Your instructions: Leave out the pictures and copy the remaining records exactly.

[Extracted data entries]
- - - -

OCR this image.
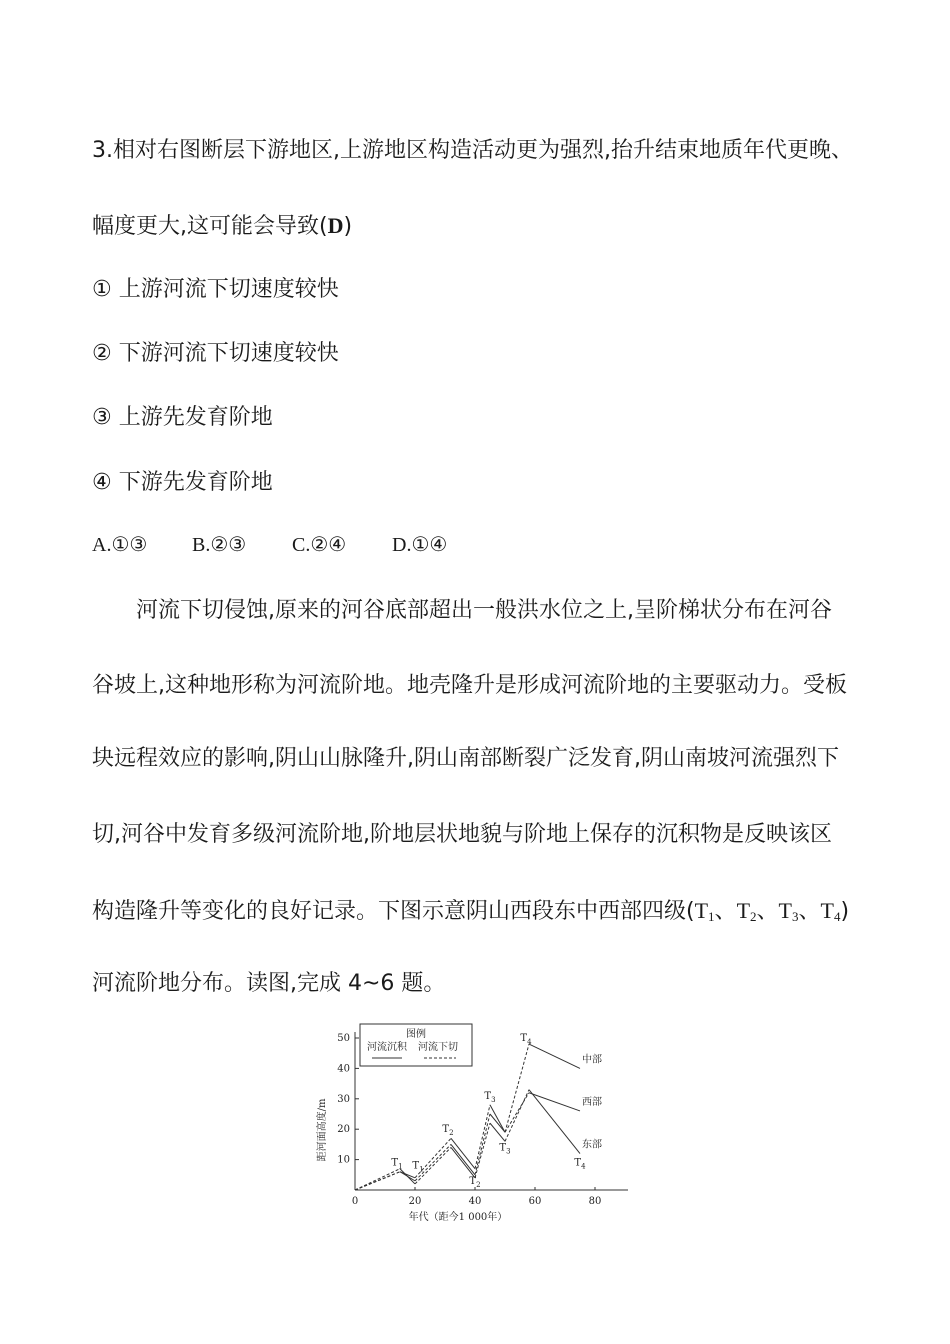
3.相对右图断层下游地区,上游地区构造活动更为强烈,抬升结束地质年代更晚、
幅度更大,这可能会导致(D)
① 上游河流下切速度较快
② 下游河流下切速度较快
③ 上游先发育阶地
④ 下游先发育阶地
A.①③ B.②③ C.②④ D.①④
河流下切侵蚀,原来的河谷底部超出一般洪水位之上,呈阶梯状分布在河谷
谷坡上,这种地形称为河流阶地。地壳隆升是形成河流阶地的主要驱动力。受板
块远程效应的影响,阴山山脉隆升,阴山南部断裂广泛发育,阴山南坡河流强烈下
切,河谷中发育多级河流阶地,阶地层状地貌与阶地上保存的沉积物是反映该区
构造隆升等变化的良好记录。下图示意阴山西段东中西部四级($T_1$、$T_2$、$T_3$、$T_4$)
河流阶地分布。读图,完成 4~6 题。
10
20
30
40
50
0	20	40	60	80
中部
西部
东部
$T_1$ $T_1$
$T_2$
$T_2$
$T_3$
$T_3$
$T_4$
$T_4$
图例
河流沉积 河流下切
年代（距今1 000年）
距河面高度/m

- - - -

Task answer:
OCR this image.
3.相对右图断层下游地区,上游地区构造活动更为强烈,抬升结束地质年代更晚、
幅度更大,这可能会导致(D)
① 上游河流下切速度较快
② 下游河流下切速度较快
③ 上游先发育阶地
④ 下游先发育阶地
A.①③ B.②③ C.②④ D.①④
河流下切侵蚀,原来的河谷底部超出一般洪水位之上,呈阶梯状分布在河谷
谷坡上,这种地形称为河流阶地。地壳隆升是形成河流阶地的主要驱动力。受板
块远程效应的影响,阴山山脉隆升,阴山南部断裂广泛发育,阴山南坡河流强烈下
切,河谷中发育多级河流阶地,阶地层状地貌与阶地上保存的沉积物是反映该区
构造隆升等变化的良好记录。下图示意阴山西段东中西部四级($T_1$、$T_2$、$T_3$、$T_4$)
河流阶地分布。读图,完成 4~6 题。
10
20
30
40
50
0	20	40	60	80
中部
西部
东部
$T_1$ $T_1$
$T_2$
$T_2$
$T_3$
$T_3$
$T_4$
$T_4$
图例
河流沉积 河流下切
年代（距今1 000年）
距河面高度/m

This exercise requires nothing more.